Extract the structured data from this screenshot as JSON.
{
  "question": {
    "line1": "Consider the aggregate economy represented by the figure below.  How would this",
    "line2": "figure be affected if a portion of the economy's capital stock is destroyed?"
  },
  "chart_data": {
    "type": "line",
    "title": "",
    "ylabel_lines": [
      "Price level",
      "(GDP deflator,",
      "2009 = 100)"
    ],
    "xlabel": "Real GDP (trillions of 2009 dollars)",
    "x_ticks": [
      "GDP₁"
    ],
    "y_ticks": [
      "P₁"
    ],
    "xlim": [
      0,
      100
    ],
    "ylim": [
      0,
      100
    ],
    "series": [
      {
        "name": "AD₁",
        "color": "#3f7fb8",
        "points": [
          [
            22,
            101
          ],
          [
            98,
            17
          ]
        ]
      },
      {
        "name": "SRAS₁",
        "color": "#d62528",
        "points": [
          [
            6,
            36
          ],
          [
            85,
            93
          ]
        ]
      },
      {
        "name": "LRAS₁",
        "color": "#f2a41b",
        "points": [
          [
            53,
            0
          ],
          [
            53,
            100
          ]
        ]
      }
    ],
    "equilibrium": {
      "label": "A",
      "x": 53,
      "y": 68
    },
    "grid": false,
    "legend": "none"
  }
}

[Task prompt]: Write out every record, exactly as written.

[Full solution]:
Extract the structured data from this screenshot as JSON.
{
  "question": {
    "line1": "Consider the aggregate economy represented by the figure below.  How would this",
    "line2": "figure be affected if a portion of the economy's capital stock is destroyed?"
  },
  "chart_data": {
    "type": "line",
    "title": "",
    "ylabel_lines": [
      "Price level",
      "(GDP deflator,",
      "2009 = 100)"
    ],
    "xlabel": "Real GDP (trillions of 2009 dollars)",
    "x_ticks": [
      "GDP₁"
    ],
    "y_ticks": [
      "P₁"
    ],
    "xlim": [
      0,
      100
    ],
    "ylim": [
      0,
      100
    ],
    "series": [
      {
        "name": "AD₁",
        "color": "#3f7fb8",
        "points": [
          [
            22,
            101
          ],
          [
            98,
            17
          ]
        ]
      },
      {
        "name": "SRAS₁",
        "color": "#d62528",
        "points": [
          [
            6,
            36
          ],
          [
            85,
            93
          ]
        ]
      },
      {
        "name": "LRAS₁",
        "color": "#f2a41b",
        "points": [
          [
            53,
            0
          ],
          [
            53,
            100
          ]
        ]
      }
    ],
    "equilibrium": {
      "label": "A",
      "x": 53,
      "y": 68
    },
    "grid": false,
    "legend": "none"
  }
}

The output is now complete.